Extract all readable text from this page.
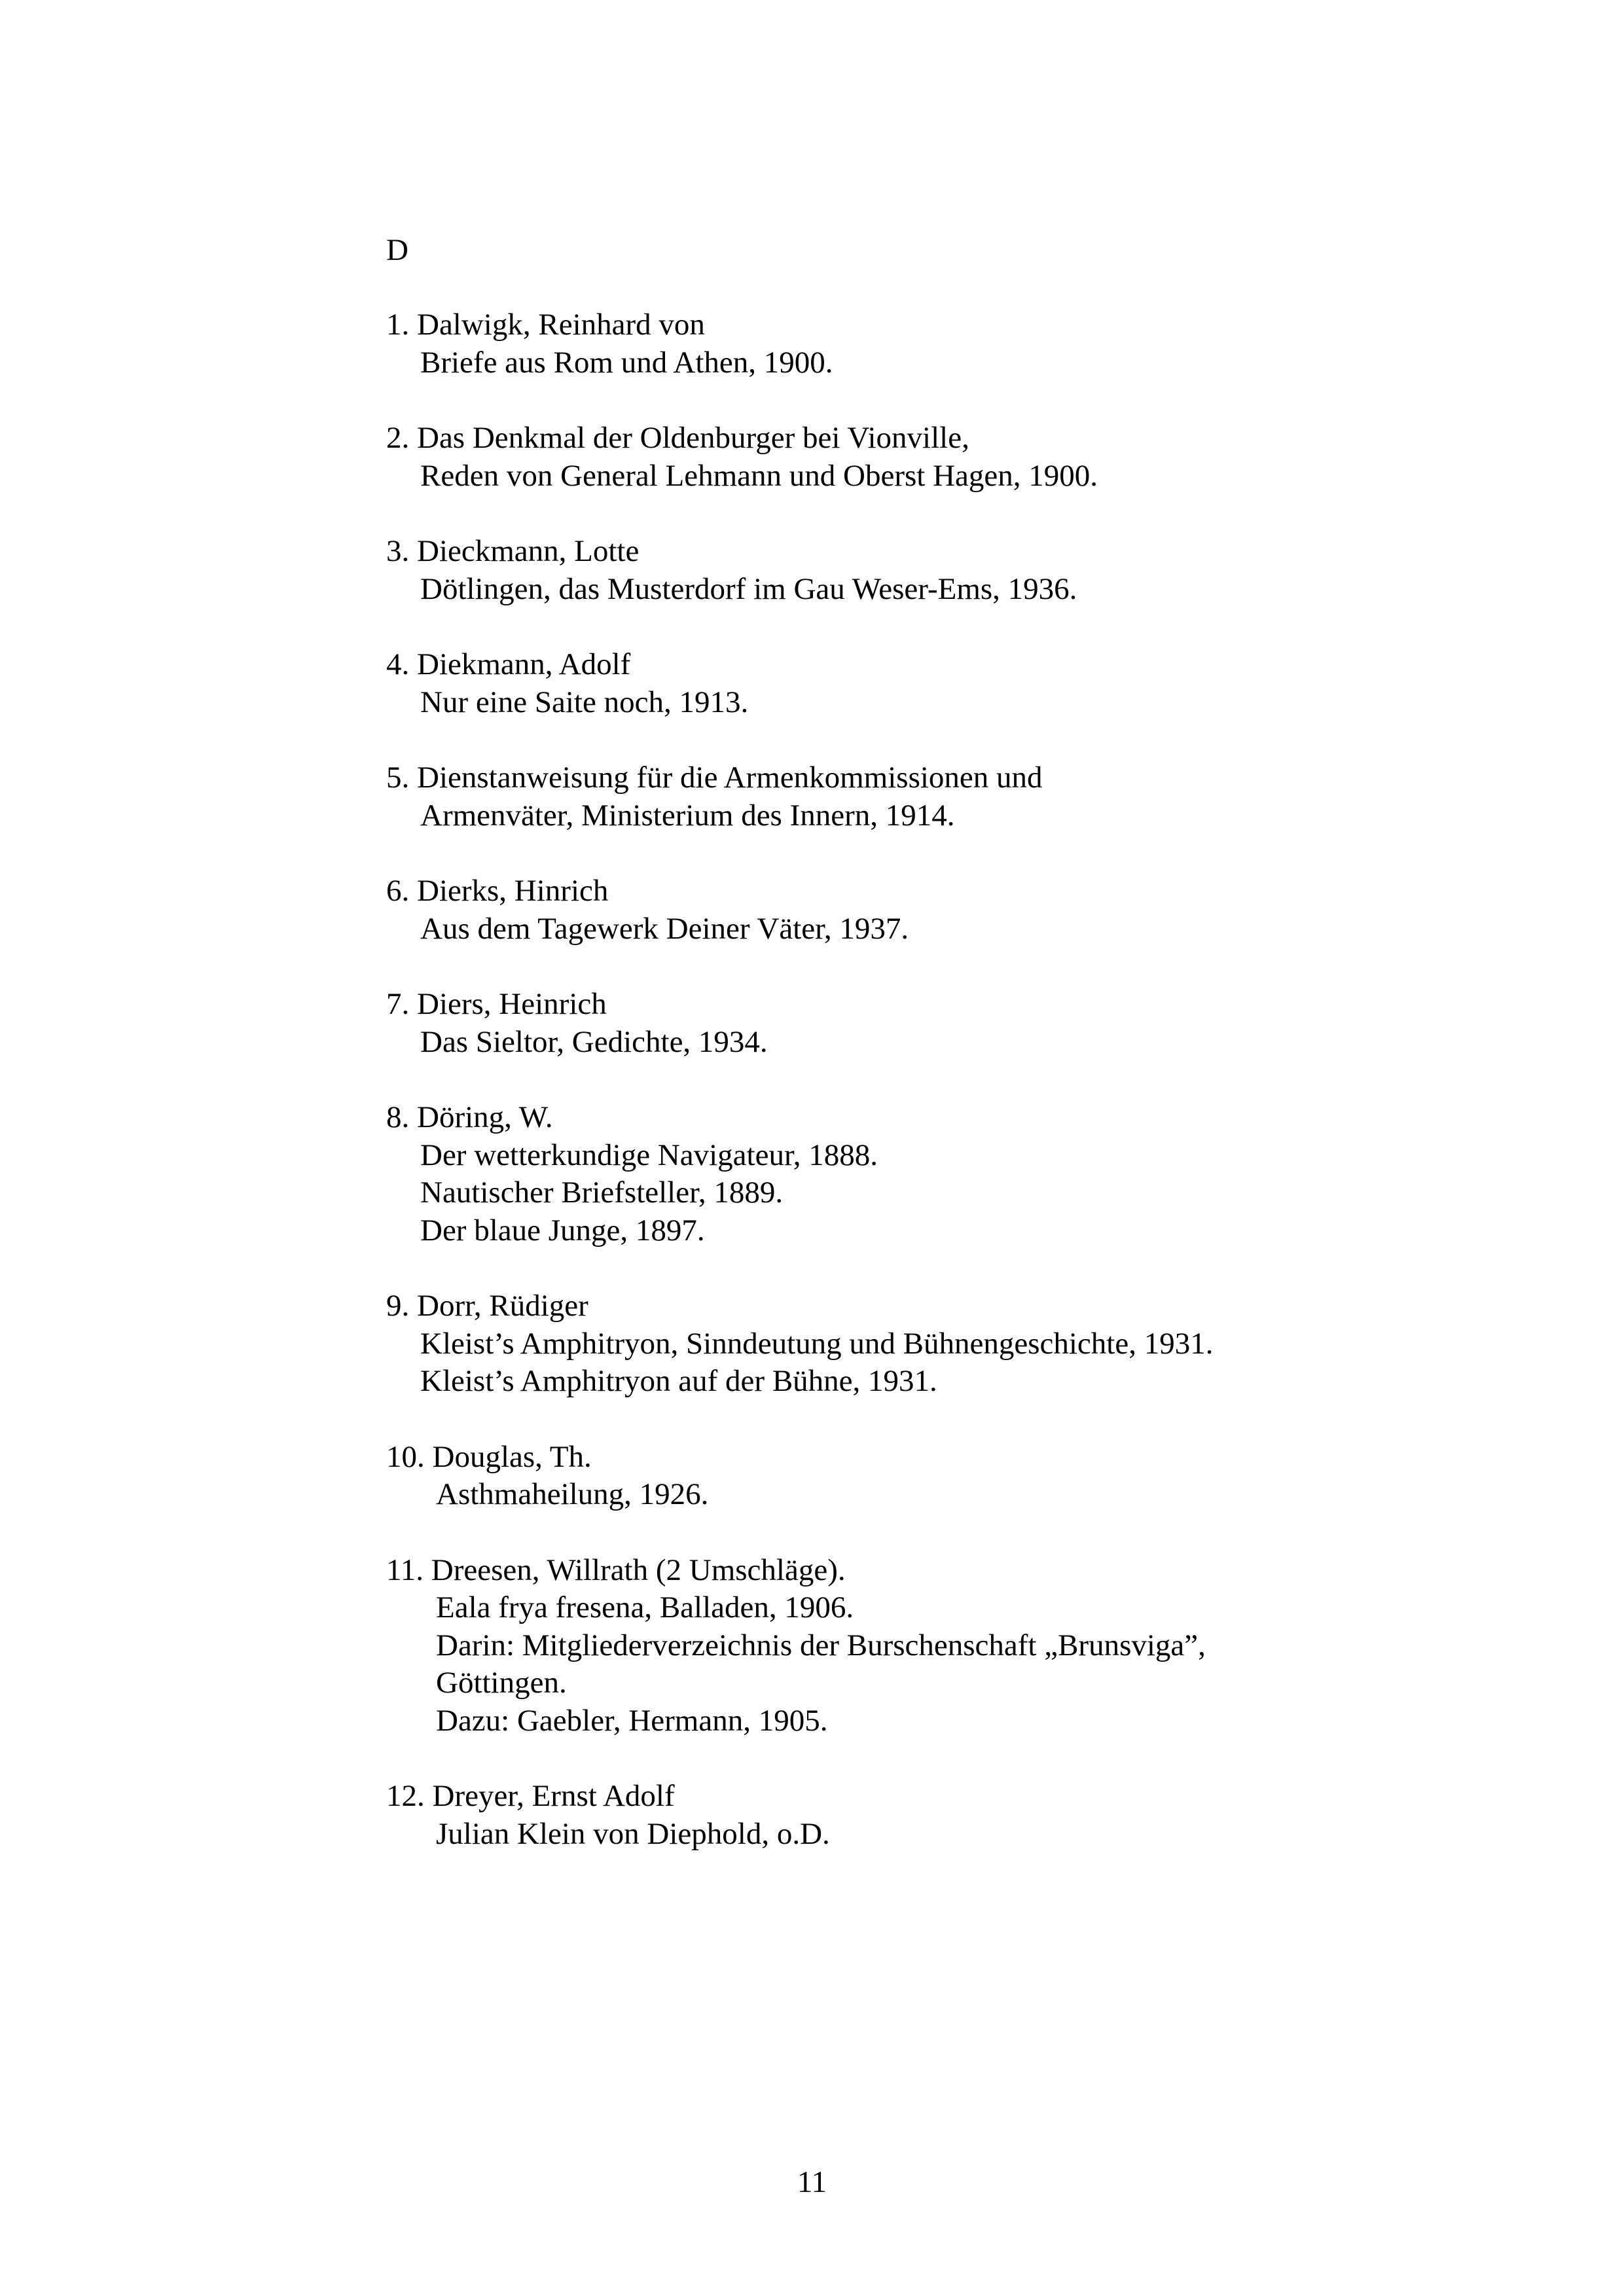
D

1. Dalwigk, Reinhard von
Briefe aus Rom und Athen, 1900.
2. Das Denkmal der Oldenburger bei Vionville,
Reden von General Lehmann und Oberst Hagen, 1900.
3. Dieckmann, Lotte
Dötlingen, das Musterdorf im Gau Weser-Ems, 1936.
4. Diekmann, Adolf
Nur eine Saite noch, 1913.
5. Dienstanweisung für die Armenkommissionen und
Armenväter, Ministerium des Innern, 1914.
6. Dierks, Hinrich
Aus dem Tagewerk Deiner Väter, 1937.
7. Diers, Heinrich
Das Sieltor, Gedichte, 1934.
8. Döring, W.
Der wetterkundige Navigateur, 1888.
Nautischer Briefsteller, 1889.
Der blaue Junge, 1897.
9. Dorr, Rüdiger
Kleist’s Amphitryon, Sinndeutung und Bühnengeschichte, 1931.
Kleist’s Amphitryon auf der Bühne, 1931.
10. Douglas, Th.
Asthmaheilung, 1926.
11. Dreesen, Willrath (2 Umschläge).
Eala frya fresena, Balladen, 1906.
Darin: Mitgliederverzeichnis der Burschenschaft „Brunsviga”,
Göttingen.
Dazu: Gaebler, Hermann, 1905.
12. Dreyer, Ernst Adolf
Julian Klein von Diephold, o.D.

11
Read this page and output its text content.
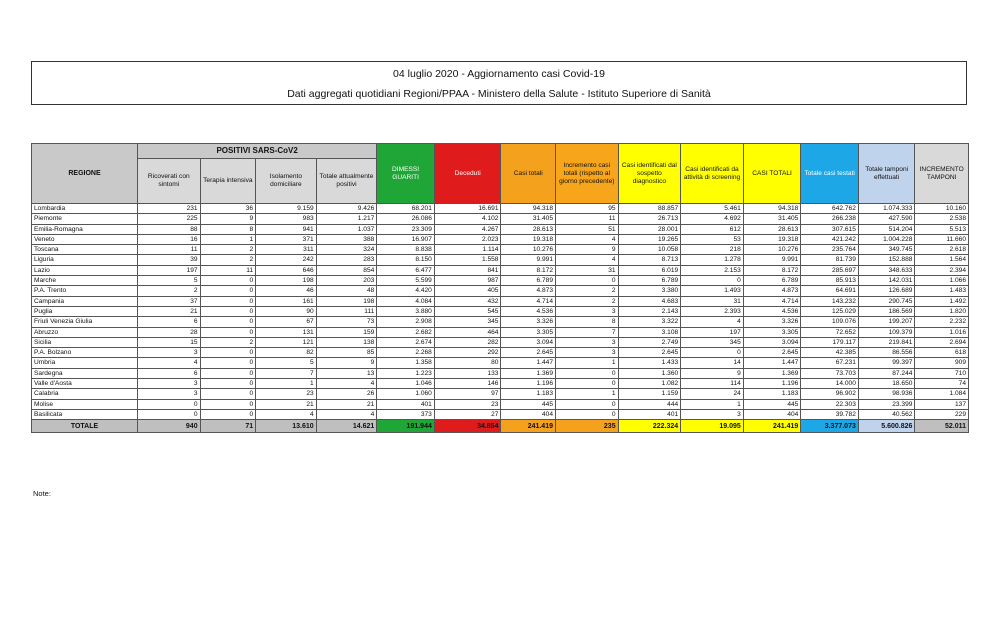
04 luglio 2020 - Aggiornamento casi Covid-19
Dati aggregati quotidiani Regioni/PPAA - Ministero della Salute - Istituto Superiore di Sanità
REGIONE	POSITIVI SARS-CoV2				DIMESSI GUARITI	Deceduti	Casi totali	Incremento casi totali (rispetto al giorno precedente)	Casi identificati dal sospetto diagnostico	Casi identificati da attività di screening	CASI TOTALI	Totale casi testati	Totale tamponi effettuati	INCREMENTO TAMPONI
	Ricoverati con sintomi	Terapia intensiva	Isolamento domiciliare	Totale attualmente positivi										
Lombardia	231	36	9.159	9.426	68.201	16.691	94.318	95	88.857	5.461	94.318	642.762	1.074.333	10.160
Piemonte	225	9	983	1.217	26.086	4.102	31.405	11	26.713	4.692	31.405	266.238	427.590	2.538
Emilia-Romagna	88	8	941	1.037	23.309	4.267	28.613	51	28.001	612	28.613	307.615	514.204	5.513
Veneto	16	1	371	388	16.907	2.023	19.318	4	19.265	53	19.318	421.242	1.004.228	11.660
Toscana	11	2	311	324	8.838	1.114	10.276	9	10.058	218	10.276	235.764	349.745	2.618
Liguria	39	2	242	283	8.150	1.558	9.991	4	8.713	1.278	9.991	81.739	152.888	1.564
Lazio	197	11	646	854	6.477	841	8.172	31	6.019	2.153	8.172	285.697	348.633	2.394
Marche	5	0	198	203	5.599	987	6.789	0	6.789	0	6.789	85.913	142.031	1.066
P.A. Trento	2	0	46	48	4.420	405	4.873	2	3.380	1.493	4.873	64.691	126.689	1.483
Campania	37	0	161	198	4.084	432	4.714	2	4.683	31	4.714	143.232	290.745	1.492
Puglia	21	0	90	111	3.880	545	4.536	3	2.143	2.393	4.536	125.029	186.569	1.820
Friuli Venezia Giulia	6	0	67	73	2.908	345	3.326	8	3.322	4	3.326	109.076	199.207	2.232
Abruzzo	28	0	131	159	2.682	464	3.305	7	3.108	197	3.305	72.652	109.379	1.016
Sicilia	15	2	121	138	2.674	282	3.094	3	2.749	345	3.094	179.117	219.841	2.694
P.A. Bolzano	3	0	82	85	2.268	292	2.645	3	2.645	0	2.645	42.385	86.556	618
Umbria	4	0	5	9	1.358	80	1.447	1	1.433	14	1.447	67.231	99.397	909
Sardegna	6	0	7	13	1.223	133	1.369	0	1.360	9	1.369	73.703	87.244	710
Valle d'Aosta	3	0	1	4	1.046	146	1.196	0	1.082	114	1.196	14.000	18.650	74
Calabria	3	0	23	26	1.060	97	1.183	1	1.159	24	1.183	96.902	98.936	1.084
Molise	0	0	21	21	401	23	445	0	444	1	445	22.303	23.399	137
Basilicata	0	0	4	4	373	27	404	0	401	3	404	39.782	40.562	229
TOTALE	940	71	13.610	14.621	191.944	34.854	241.419	235	222.324	19.095	241.419	3.377.073	5.600.826	52.011
Note:
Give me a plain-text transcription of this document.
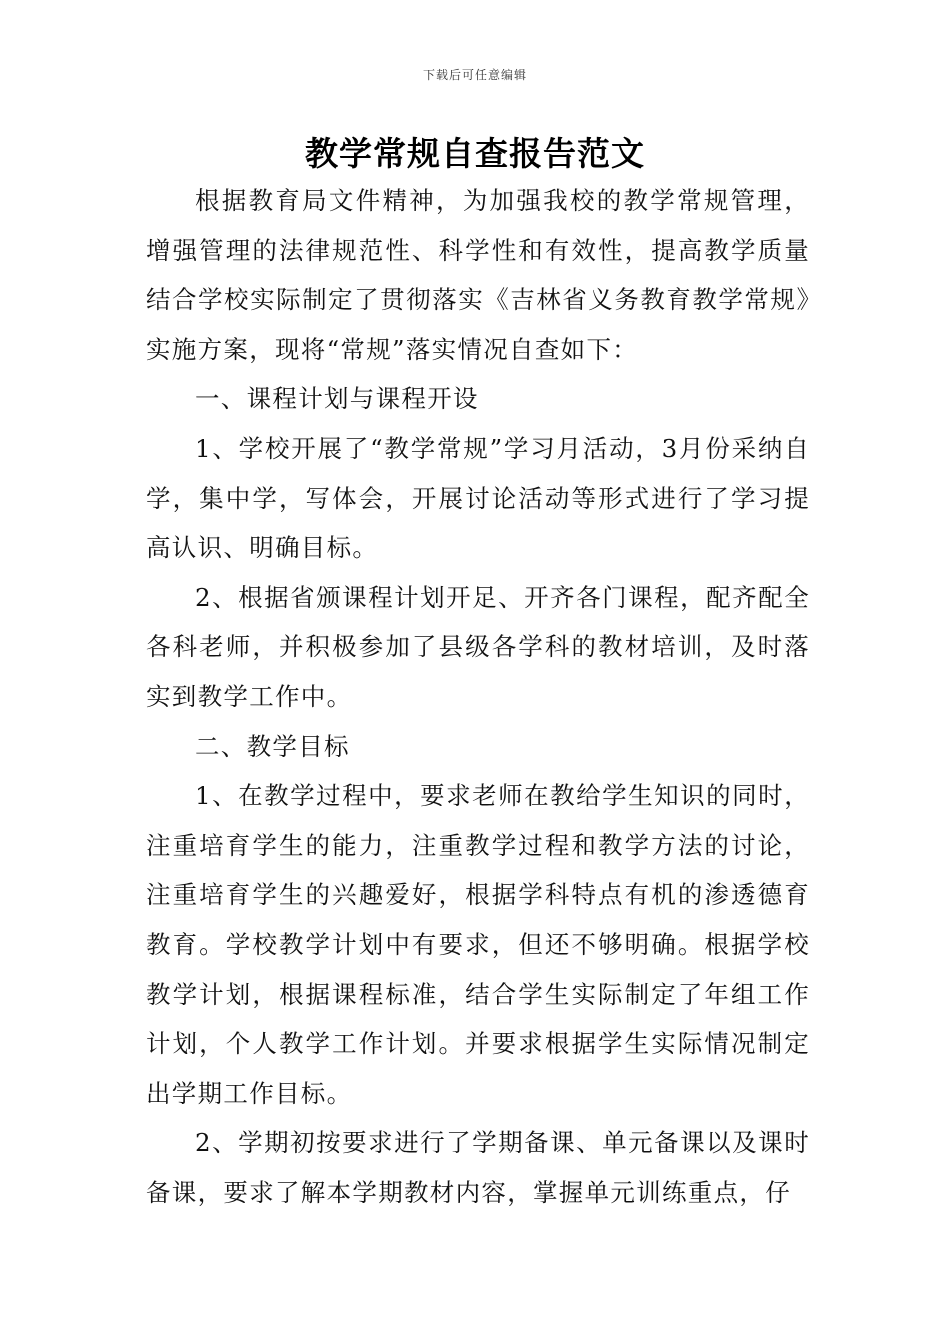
下载后可任意编辑
教学常规自查报告范文

根据教育局文件精神，为加强我校的教学常规管理，增强管理的法律规范性、科学性和有效性，提高教学质量结合学校实际制定了贯彻落实《吉林省义务教育教学常规》实施方案，现将“常规”落实情况自查如下：

一、课程计划与课程开设

1、学校开展了“教学常规”学习月活动，3月份采纳自学，集中学，写体会，开展讨论活动等形式进行了学习提高认识、明确目标。

2、根据省颁课程计划开足、开齐各门课程，配齐配全各科老师，并积极参加了县级各学科的教材培训，及时落实到教学工作中。

二、教学目标

1、在教学过程中，要求老师在教给学生知识的同时，注重培育学生的能力，注重教学过程和教学方法的讨论，注重培育学生的兴趣爱好，根据学科特点有机的渗透德育教育。学校教学计划中有要求，但还不够明确。根据学校教学计划，根据课程标准，结合学生实际制定了年组工作计划，个人教学工作计划。并要求根据学生实际情况制定出学期工作目标。

2、学期初按要求进行了学期备课、单元备课以及课时备课，要求了解本学期教材内容，掌握单元训练重点，仔
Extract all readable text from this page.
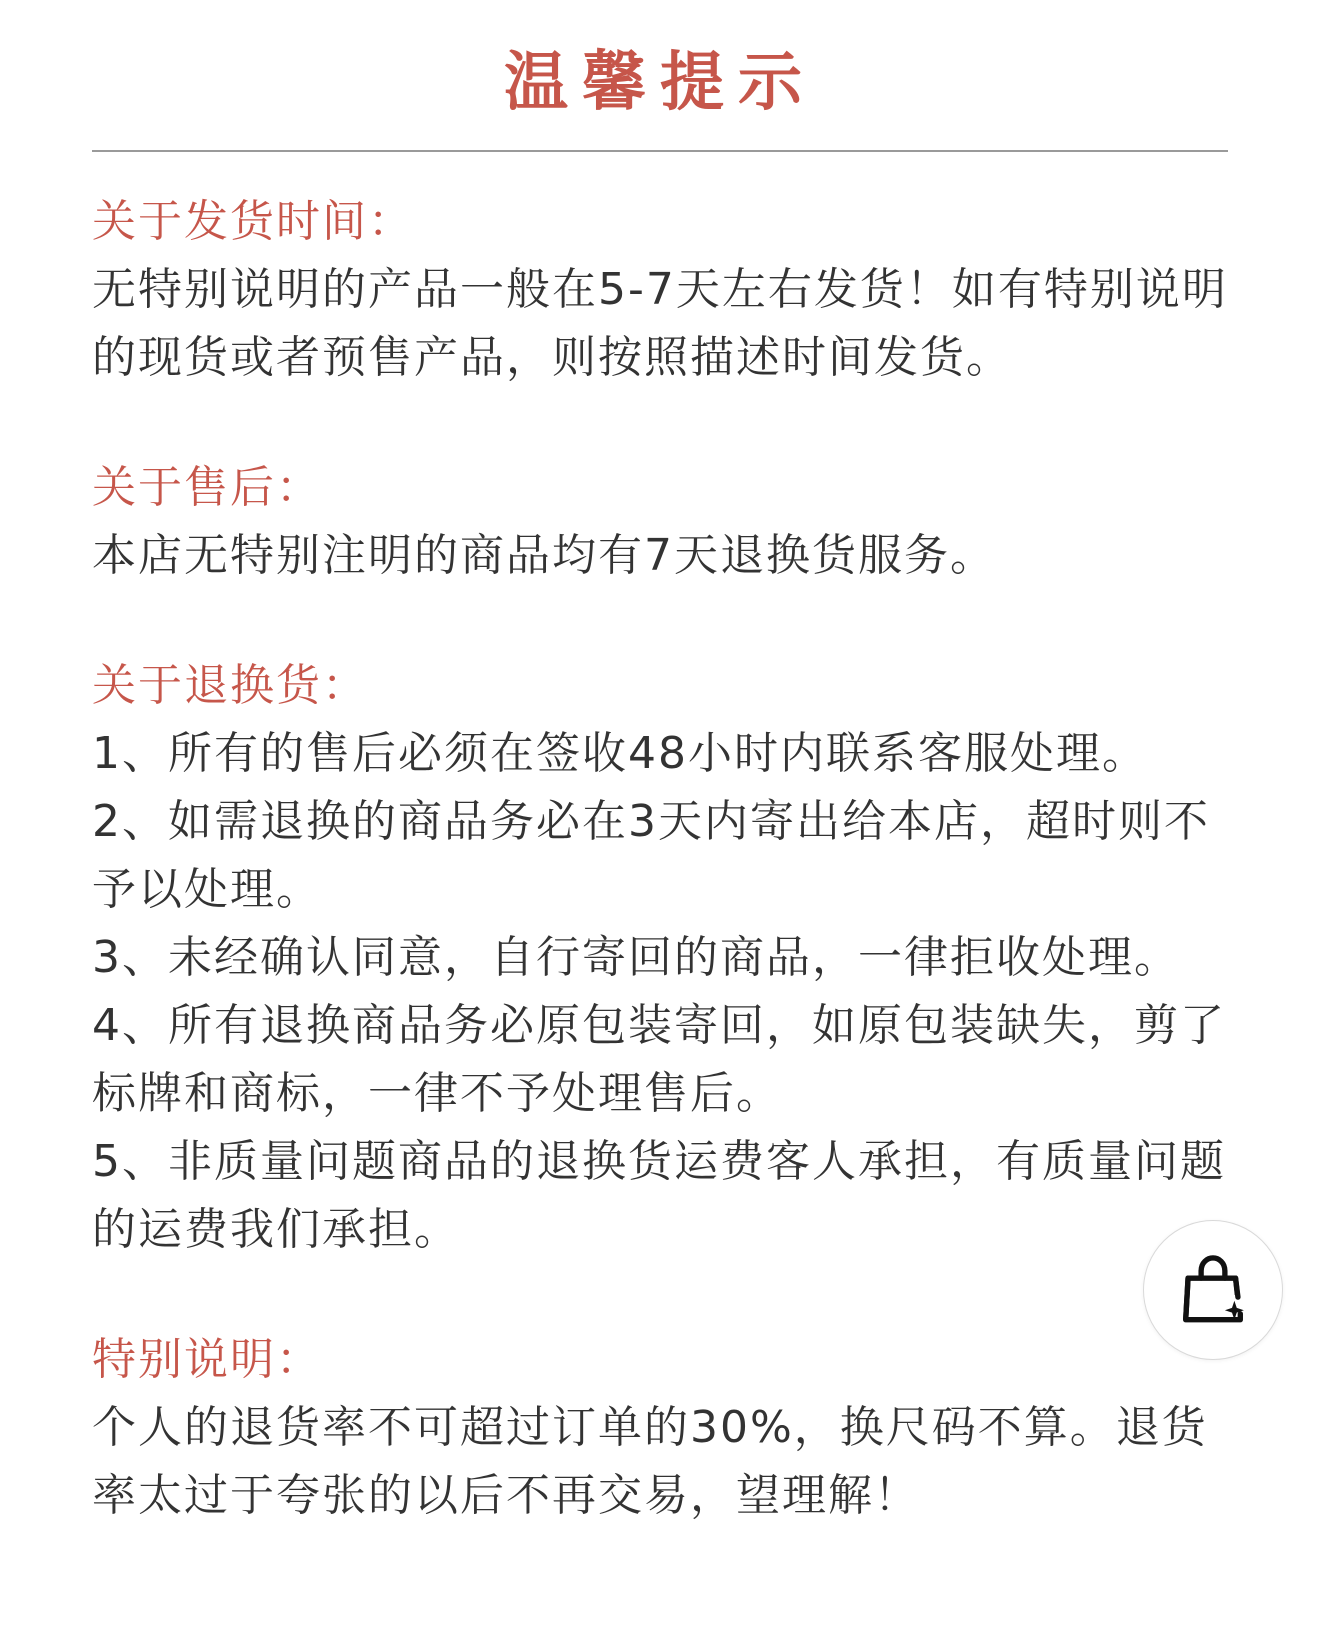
温馨提示

关于发货时间：

无特别说明的产品一般在5-7天左右发货！如有特别说明的现货或者预售产品，则按照描述时间发货。

关于售后：

本店无特别注明的商品均有7天退换货服务。

关于退换货：

1、所有的售后必须在签收48小时内联系客服处理。

2、如需退换的商品务必在3天内寄出给本店，超时则不予以处理。

3、未经确认同意，自行寄回的商品，一律拒收处理。

4、所有退换商品务必原包装寄回，如原包装缺失，剪了标牌和商标，一律不予处理售后。

5、非质量问题商品的退换货运费客人承担，有质量问题的运费我们承担。

特别说明：

个人的退货率不可超过订单的30%，换尺码不算。退货率太过于夸张的以后不再交易，望理解！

+++

- [Written request]: Look through the material above. Copy each line where the word "Kleist" appears.

- [Solution]:
Kleist’s Amphitryon, Sinndeutung und Bühnengeschichte, 1931.
Kleist’s Amphitryon auf der Bühne, 1931.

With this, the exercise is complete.